(Given request): In the entries below, count the lines holding "from". Reply with the number only.

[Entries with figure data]

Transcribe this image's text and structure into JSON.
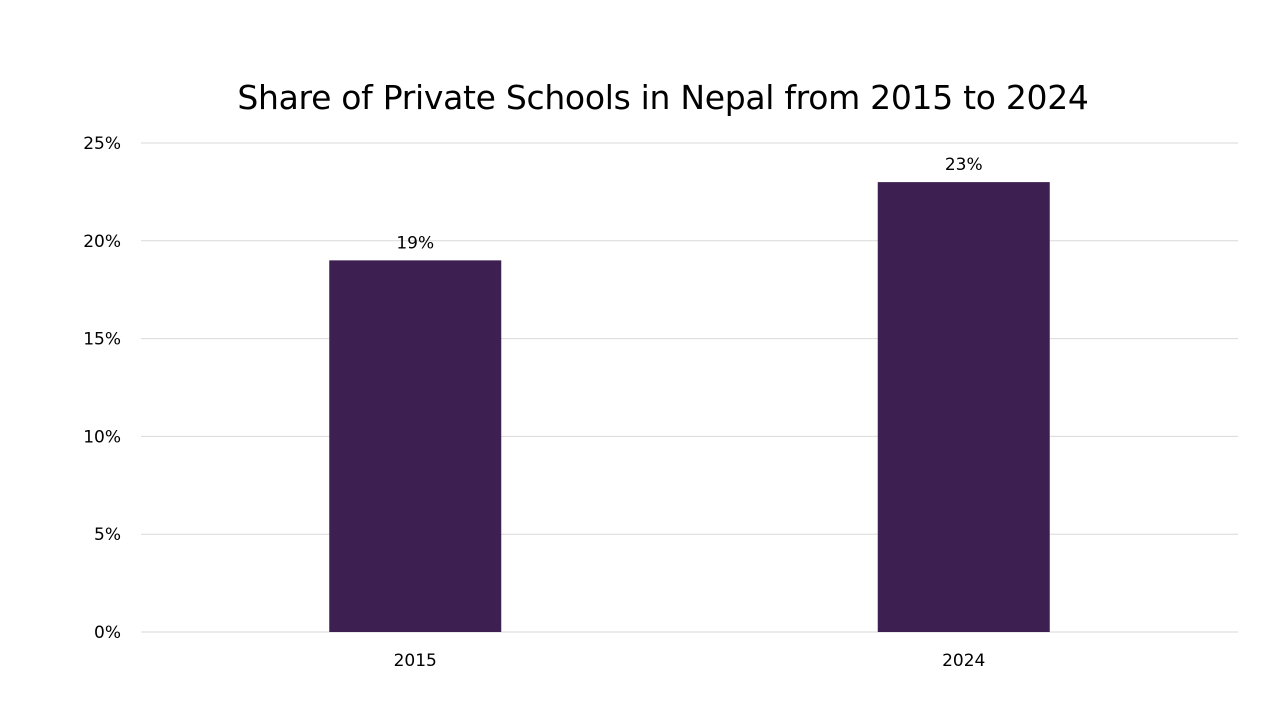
{
  "chart_data": {
    "type": "bar",
    "title": "Share of Private Schools in Nepal from 2015 to 2024",
    "categories": [
      "2015",
      "2024"
    ],
    "values": [
      19,
      23
    ],
    "data_labels": [
      "19%",
      "23%"
    ],
    "xlabel": "",
    "ylabel": "",
    "ylim": [
      0,
      25
    ],
    "yticks": [
      0,
      5,
      10,
      15,
      20,
      25
    ],
    "ytick_labels": [
      "0%",
      "5%",
      "10%",
      "15%",
      "20%",
      "25%"
    ],
    "grid": true,
    "legend": "none",
    "bar_color": "#3d1f52",
    "grid_color": "#d9d9d9"
  }
}
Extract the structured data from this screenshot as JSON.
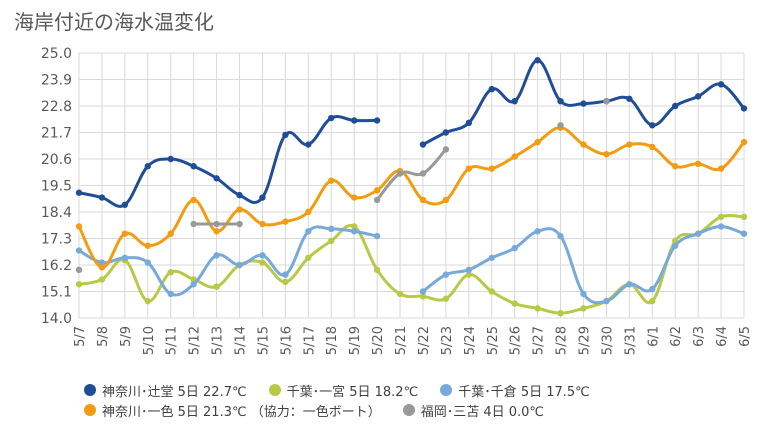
{
  "page": {
    "title": "海岸付近の海水温変化"
  },
  "chart_data": {
    "type": "line",
    "title": "海岸付近の海水温変化",
    "xlabel": "",
    "ylabel": "",
    "ylim": [
      14.0,
      25.0
    ],
    "yticks": [
      "25.0",
      "23.9",
      "22.8",
      "21.7",
      "20.6",
      "19.5",
      "18.4",
      "17.3",
      "16.2",
      "15.1",
      "14.0"
    ],
    "grid": true,
    "legend_position": "bottom",
    "categories": [
      "5/7",
      "5/8",
      "5/9",
      "5/10",
      "5/11",
      "5/12",
      "5/13",
      "5/14",
      "5/15",
      "5/16",
      "5/17",
      "5/18",
      "5/19",
      "5/20",
      "5/21",
      "5/22",
      "5/23",
      "5/24",
      "5/25",
      "5/26",
      "5/27",
      "5/28",
      "5/29",
      "5/30",
      "5/31",
      "6/1",
      "6/2",
      "6/3",
      "6/4",
      "6/5"
    ],
    "series": [
      {
        "name": "神奈川･辻堂 5日 22.7℃",
        "color": "#1f4e96",
        "values": [
          19.2,
          19.0,
          18.7,
          20.3,
          20.6,
          20.3,
          19.8,
          19.1,
          19.0,
          21.6,
          21.2,
          22.3,
          22.2,
          22.2,
          null,
          21.2,
          21.7,
          22.1,
          23.5,
          23.0,
          24.7,
          23.0,
          22.9,
          23.0,
          23.1,
          22.0,
          22.8,
          23.2,
          23.7,
          22.7
        ]
      },
      {
        "name": "千葉･一宮 5日 18.2℃",
        "color": "#b8c948",
        "values": [
          15.4,
          15.6,
          16.4,
          14.7,
          15.9,
          15.6,
          15.3,
          16.2,
          16.3,
          15.5,
          16.5,
          17.2,
          17.8,
          16.0,
          15.0,
          14.9,
          14.8,
          15.8,
          15.1,
          14.6,
          14.4,
          14.2,
          14.4,
          14.7,
          15.4,
          14.7,
          17.2,
          17.5,
          18.2,
          18.2
        ]
      },
      {
        "name": "千葉･千倉 5日 17.5℃",
        "color": "#77aad9",
        "values": [
          16.8,
          16.3,
          16.5,
          16.3,
          15.0,
          15.4,
          16.6,
          16.2,
          16.6,
          15.8,
          17.6,
          17.7,
          17.6,
          17.4,
          null,
          15.1,
          15.8,
          16.0,
          16.5,
          16.9,
          17.6,
          17.4,
          15.0,
          14.7,
          15.4,
          15.2,
          17.0,
          17.5,
          17.8,
          17.5
        ]
      },
      {
        "name": "神奈川･一色 5日 21.3℃",
        "color": "#f39c12",
        "values": [
          17.8,
          16.1,
          17.5,
          17.0,
          17.5,
          18.9,
          17.6,
          18.5,
          17.9,
          18.0,
          18.4,
          19.7,
          19.0,
          19.3,
          20.1,
          18.9,
          18.9,
          20.2,
          20.2,
          20.7,
          21.3,
          21.9,
          21.2,
          20.8,
          21.2,
          21.1,
          20.3,
          20.4,
          20.2,
          21.3
        ]
      },
      {
        "name": "福岡･三苫 4日 0.0℃",
        "color": "#999999",
        "values": [
          16.0,
          null,
          null,
          null,
          null,
          17.9,
          17.9,
          17.9,
          null,
          null,
          null,
          null,
          null,
          18.9,
          20.0,
          20.0,
          21.0,
          null,
          null,
          null,
          null,
          22.0,
          null,
          23.0,
          null,
          null,
          null,
          null,
          null,
          null
        ]
      }
    ]
  },
  "legend": {
    "rows": [
      [
        "神奈川･辻堂 5日 22.7℃",
        "千葉･一宮 5日 18.2℃",
        "千葉･千倉 5日 17.5℃"
      ],
      [
        "神奈川･一色 5日 21.3℃ （協力：一色ボート）",
        "福岡･三苫 4日 0.0℃"
      ]
    ],
    "colors": [
      [
        "#1f4e96",
        "#b8c948",
        "#77aad9"
      ],
      [
        "#f39c12",
        "#999999"
      ]
    ]
  }
}
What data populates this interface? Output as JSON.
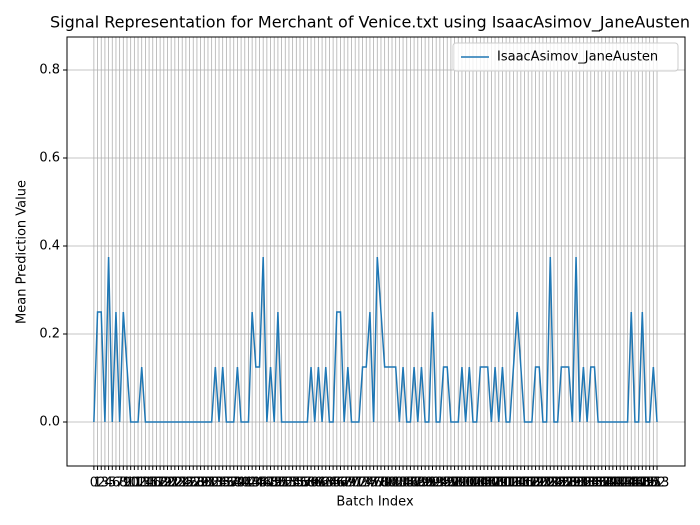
{
  "chart_data": {
    "type": "line",
    "title": "Signal Representation for Merchant of Venice.txt using IsaacAsimov_JaneAusten",
    "xlabel": "Batch Index",
    "ylabel": "Mean Prediction Value",
    "x": [
      0,
      1,
      2,
      3,
      4,
      5,
      6,
      7,
      8,
      9,
      10,
      11,
      12,
      13,
      14,
      15,
      16,
      17,
      18,
      19,
      20,
      21,
      22,
      23,
      24,
      25,
      26,
      27,
      28,
      29,
      30,
      31,
      32,
      33,
      34,
      35,
      36,
      37,
      38,
      39,
      40,
      41,
      42,
      43,
      44,
      45,
      46,
      47,
      48,
      49,
      50,
      51,
      52,
      53,
      54,
      55,
      56,
      57,
      58,
      59,
      60,
      61,
      62,
      63,
      64,
      65,
      66,
      67,
      68,
      69,
      70,
      71,
      72,
      73,
      74,
      75,
      76,
      77,
      78,
      79,
      80,
      81,
      82,
      83,
      84,
      85,
      86,
      87,
      88,
      89,
      90,
      91,
      92,
      93,
      94,
      95,
      96,
      97,
      98,
      99,
      100,
      101,
      102,
      103,
      104,
      105,
      106,
      107,
      108,
      109,
      110,
      111,
      112,
      113,
      114,
      115,
      116,
      117,
      118,
      119,
      120,
      121,
      122,
      123,
      124,
      125,
      126,
      127,
      128,
      129,
      130,
      131,
      132,
      133,
      134,
      135,
      136,
      137,
      138,
      139,
      140,
      141,
      142,
      143,
      144,
      145,
      146,
      147,
      148,
      149,
      150,
      151,
      152,
      153
    ],
    "series": [
      {
        "name": "IsaacAsimov_JaneAusten",
        "color": "#1f77b4",
        "values": [
          0,
          0.25,
          0.25,
          0,
          0.375,
          0,
          0.25,
          0,
          0.25,
          0.125,
          0,
          0,
          0,
          0.125,
          0,
          0,
          0,
          0,
          0,
          0,
          0,
          0,
          0,
          0,
          0,
          0,
          0,
          0,
          0,
          0,
          0,
          0,
          0,
          0.125,
          0,
          0.125,
          0,
          0,
          0,
          0.125,
          0,
          0,
          0,
          0.25,
          0.125,
          0.125,
          0.375,
          0,
          0.125,
          0,
          0.25,
          0,
          0,
          0,
          0,
          0,
          0,
          0,
          0,
          0.125,
          0,
          0.125,
          0,
          0.125,
          0,
          0,
          0.25,
          0.25,
          0,
          0.125,
          0,
          0,
          0,
          0.125,
          0.125,
          0.25,
          0,
          0.375,
          0.25,
          0.125,
          0.125,
          0.125,
          0.125,
          0,
          0.125,
          0,
          0,
          0.125,
          0,
          0.125,
          0,
          0,
          0.25,
          0,
          0,
          0.125,
          0.125,
          0,
          0,
          0,
          0.125,
          0,
          0.125,
          0,
          0,
          0.125,
          0.125,
          0.125,
          0,
          0.125,
          0,
          0.125,
          0,
          0,
          0.125,
          0.25,
          0.125,
          0,
          0,
          0,
          0.125,
          0.125,
          0,
          0,
          0.375,
          0,
          0,
          0.125,
          0.125,
          0.125,
          0,
          0.375,
          0,
          0.125,
          0,
          0.125,
          0.125,
          0,
          0,
          0,
          0,
          0,
          0,
          0,
          0,
          0,
          0.25,
          0,
          0,
          0.25,
          0,
          0,
          0.125,
          0
        ]
      }
    ],
    "xlim": [
      -7.3,
      160.6
    ],
    "ylim": [
      -0.1,
      0.875
    ],
    "xticks": [
      0,
      1,
      2,
      3,
      4,
      5,
      6,
      7,
      8,
      9,
      10,
      11,
      12,
      13,
      14,
      15,
      16,
      17,
      18,
      19,
      20,
      21,
      22,
      23,
      24,
      25,
      26,
      27,
      28,
      29,
      30,
      31,
      32,
      33,
      34,
      35,
      36,
      37,
      38,
      39,
      40,
      41,
      42,
      43,
      44,
      45,
      46,
      47,
      48,
      49,
      50,
      51,
      52,
      53,
      54,
      55,
      56,
      57,
      58,
      59,
      60,
      61,
      62,
      63,
      64,
      65,
      66,
      67,
      68,
      69,
      70,
      71,
      72,
      73,
      74,
      75,
      76,
      77,
      78,
      79,
      80,
      81,
      82,
      83,
      84,
      85,
      86,
      87,
      88,
      89,
      90,
      91,
      92,
      93,
      94,
      95,
      96,
      97,
      98,
      99,
      100,
      101,
      102,
      103,
      104,
      105,
      106,
      107,
      108,
      109,
      110,
      111,
      112,
      113,
      114,
      115,
      116,
      117,
      118,
      119,
      120,
      121,
      122,
      123,
      124,
      125,
      126,
      127,
      128,
      129,
      130,
      131,
      132,
      133,
      134,
      135,
      136,
      137,
      138,
      139,
      140,
      141,
      142,
      143,
      144,
      145,
      146,
      147,
      148,
      149,
      150,
      151,
      152,
      153
    ],
    "yticks": [
      {
        "value": 0,
        "label": "0.0"
      },
      {
        "value": 0.2,
        "label": "0.2"
      },
      {
        "value": 0.4,
        "label": "0.4"
      },
      {
        "value": 0.6,
        "label": "0.6"
      },
      {
        "value": 0.8,
        "label": "0.8"
      }
    ],
    "grid": true,
    "legend": "upper right"
  }
}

(Result for this exercise): 2